From the records below, extract all the text exactly and leave the images behind.

_ _ _

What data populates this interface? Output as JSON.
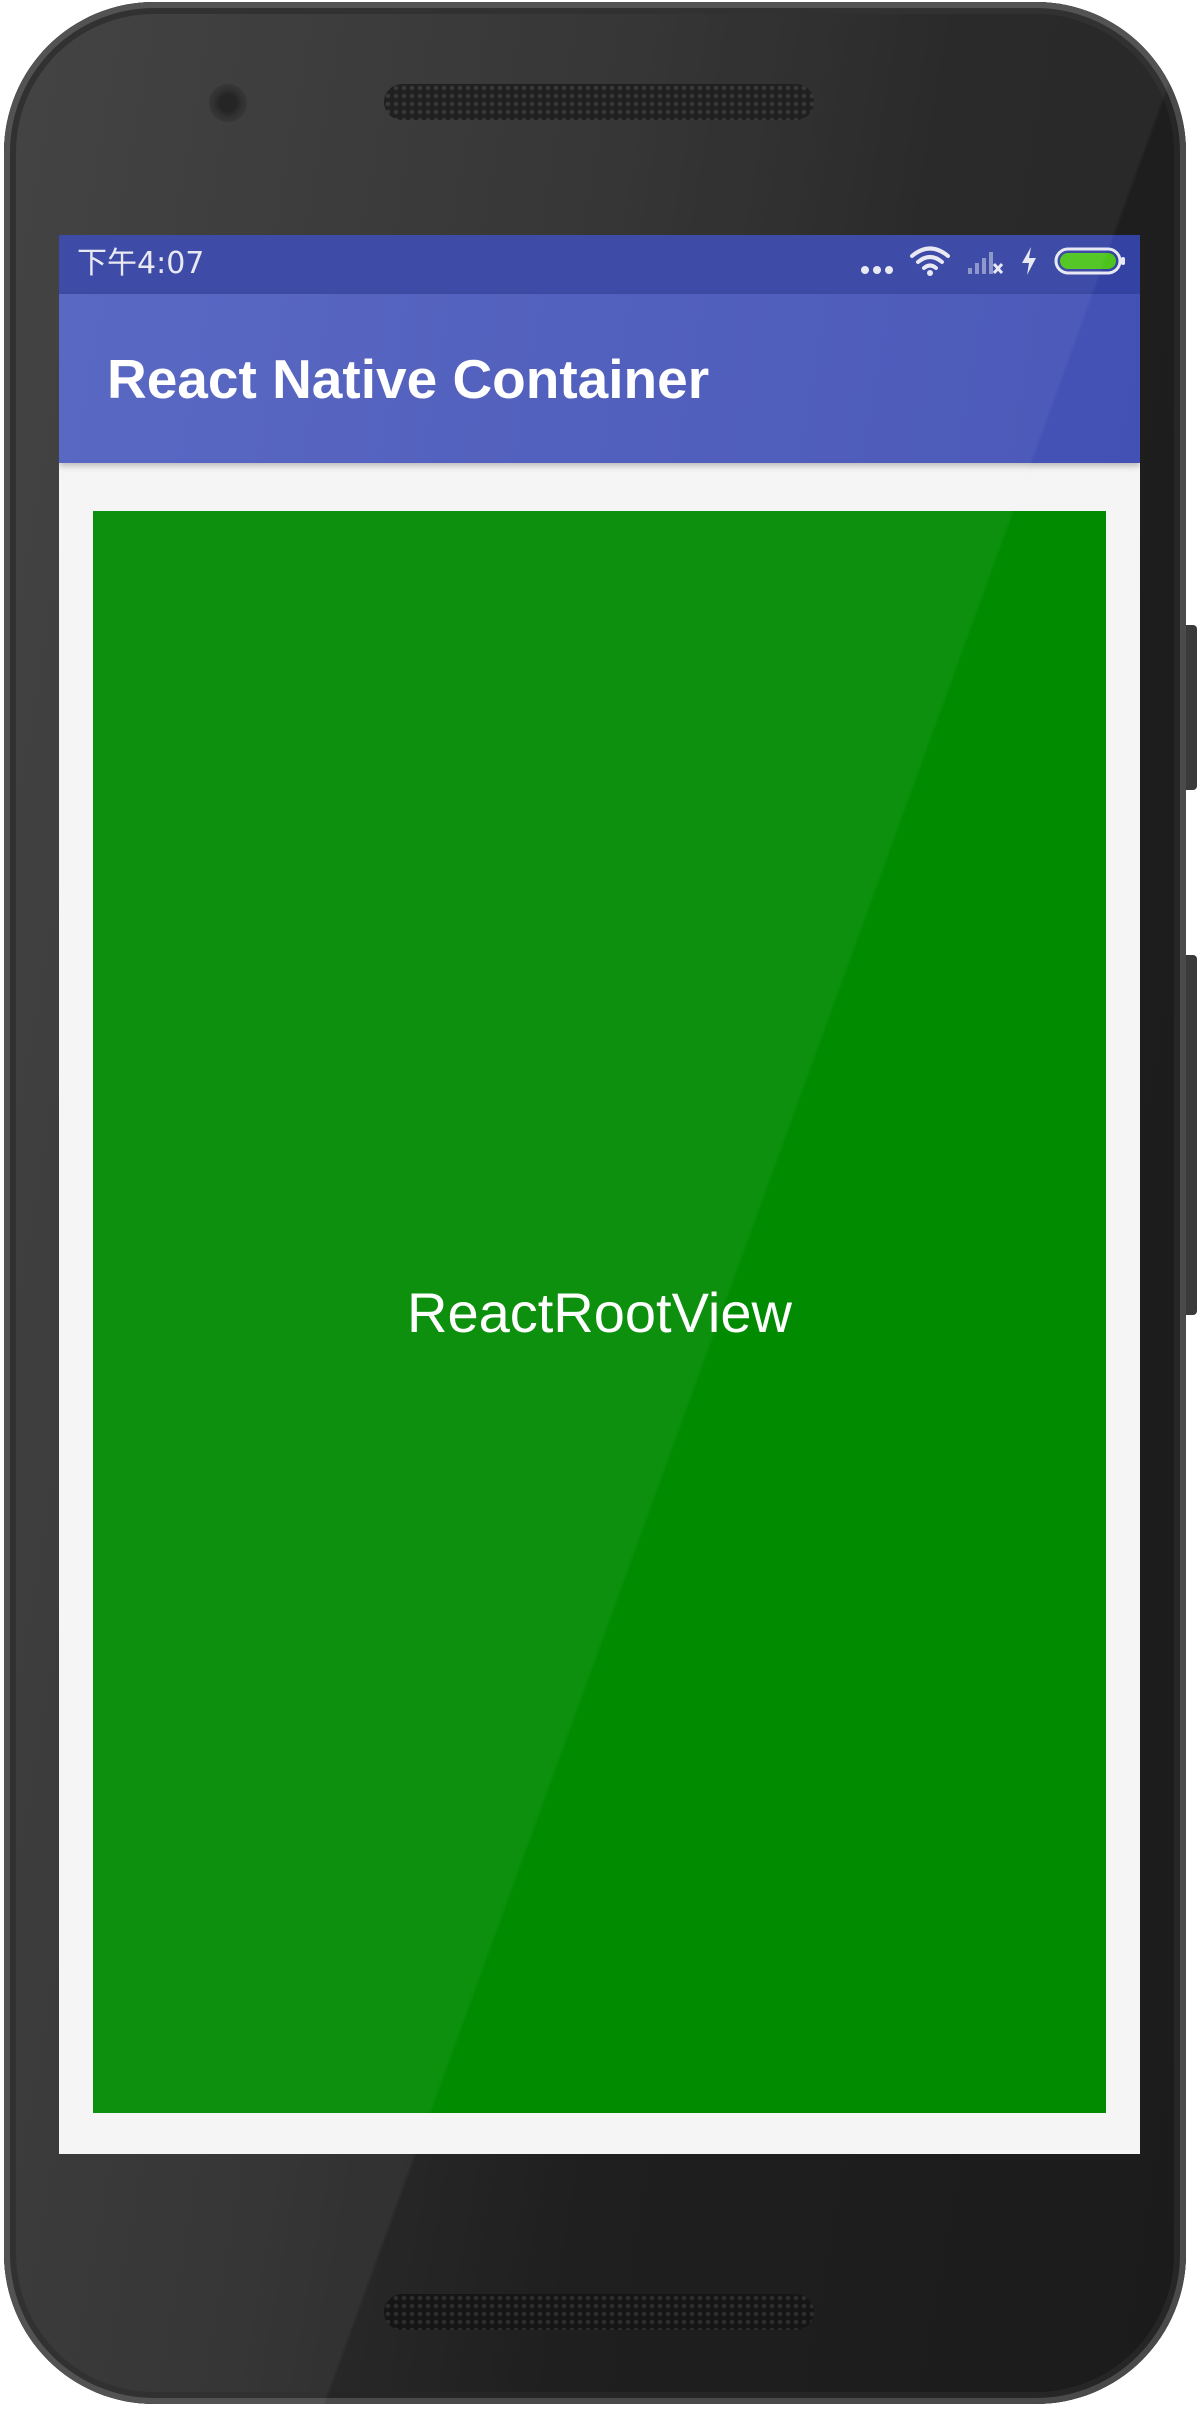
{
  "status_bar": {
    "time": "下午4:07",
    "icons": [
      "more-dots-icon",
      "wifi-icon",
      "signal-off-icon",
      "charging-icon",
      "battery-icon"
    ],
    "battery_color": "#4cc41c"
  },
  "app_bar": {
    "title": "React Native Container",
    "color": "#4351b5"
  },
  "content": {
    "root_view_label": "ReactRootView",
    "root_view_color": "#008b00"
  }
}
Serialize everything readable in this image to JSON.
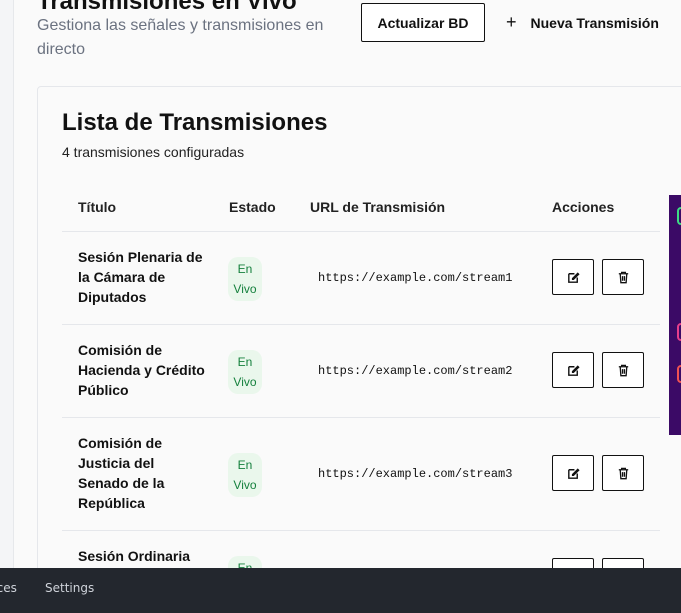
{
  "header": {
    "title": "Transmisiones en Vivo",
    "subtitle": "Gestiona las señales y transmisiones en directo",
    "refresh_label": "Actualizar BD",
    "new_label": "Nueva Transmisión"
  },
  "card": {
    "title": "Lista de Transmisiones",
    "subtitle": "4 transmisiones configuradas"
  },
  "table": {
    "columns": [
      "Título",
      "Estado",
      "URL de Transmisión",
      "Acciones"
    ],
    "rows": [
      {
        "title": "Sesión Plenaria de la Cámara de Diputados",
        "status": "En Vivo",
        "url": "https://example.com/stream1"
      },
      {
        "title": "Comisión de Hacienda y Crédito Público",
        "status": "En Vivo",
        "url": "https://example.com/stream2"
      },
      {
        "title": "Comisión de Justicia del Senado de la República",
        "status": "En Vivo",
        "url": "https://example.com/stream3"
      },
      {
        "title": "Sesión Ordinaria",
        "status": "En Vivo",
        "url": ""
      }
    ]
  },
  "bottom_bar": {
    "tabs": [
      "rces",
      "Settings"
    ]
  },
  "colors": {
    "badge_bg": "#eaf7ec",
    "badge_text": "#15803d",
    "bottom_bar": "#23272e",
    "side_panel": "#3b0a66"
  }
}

_ _ _

ANSWER TO THE EXERCISE
What data populates this interface? Output as JSON.
{
  "status_bar": {
    "time": "下午4:07",
    "icons": [
      "more-dots-icon",
      "wifi-icon",
      "signal-off-icon",
      "charging-icon",
      "battery-icon"
    ],
    "battery_color": "#4cc41c"
  },
  "app_bar": {
    "title": "React Native Container",
    "color": "#4351b5"
  },
  "content": {
    "root_view_label": "ReactRootView",
    "root_view_color": "#008b00"
  }
}
Serialize everything readable in this image to JSON.
{
  "header": {
    "title": "Transmisiones en Vivo",
    "subtitle": "Gestiona las señales y transmisiones en directo",
    "refresh_label": "Actualizar BD",
    "new_label": "Nueva Transmisión"
  },
  "card": {
    "title": "Lista de Transmisiones",
    "subtitle": "4 transmisiones configuradas"
  },
  "table": {
    "columns": [
      "Título",
      "Estado",
      "URL de Transmisión",
      "Acciones"
    ],
    "rows": [
      {
        "title": "Sesión Plenaria de la Cámara de Diputados",
        "status": "En Vivo",
        "url": "https://example.com/stream1"
      },
      {
        "title": "Comisión de Hacienda y Crédito Público",
        "status": "En Vivo",
        "url": "https://example.com/stream2"
      },
      {
        "title": "Comisión de Justicia del Senado de la República",
        "status": "En Vivo",
        "url": "https://example.com/stream3"
      },
      {
        "title": "Sesión Ordinaria",
        "status": "En Vivo",
        "url": ""
      }
    ]
  },
  "bottom_bar": {
    "tabs": [
      "rces",
      "Settings"
    ]
  },
  "colors": {
    "badge_bg": "#eaf7ec",
    "badge_text": "#15803d",
    "bottom_bar": "#23272e",
    "side_panel": "#3b0a66"
  }
}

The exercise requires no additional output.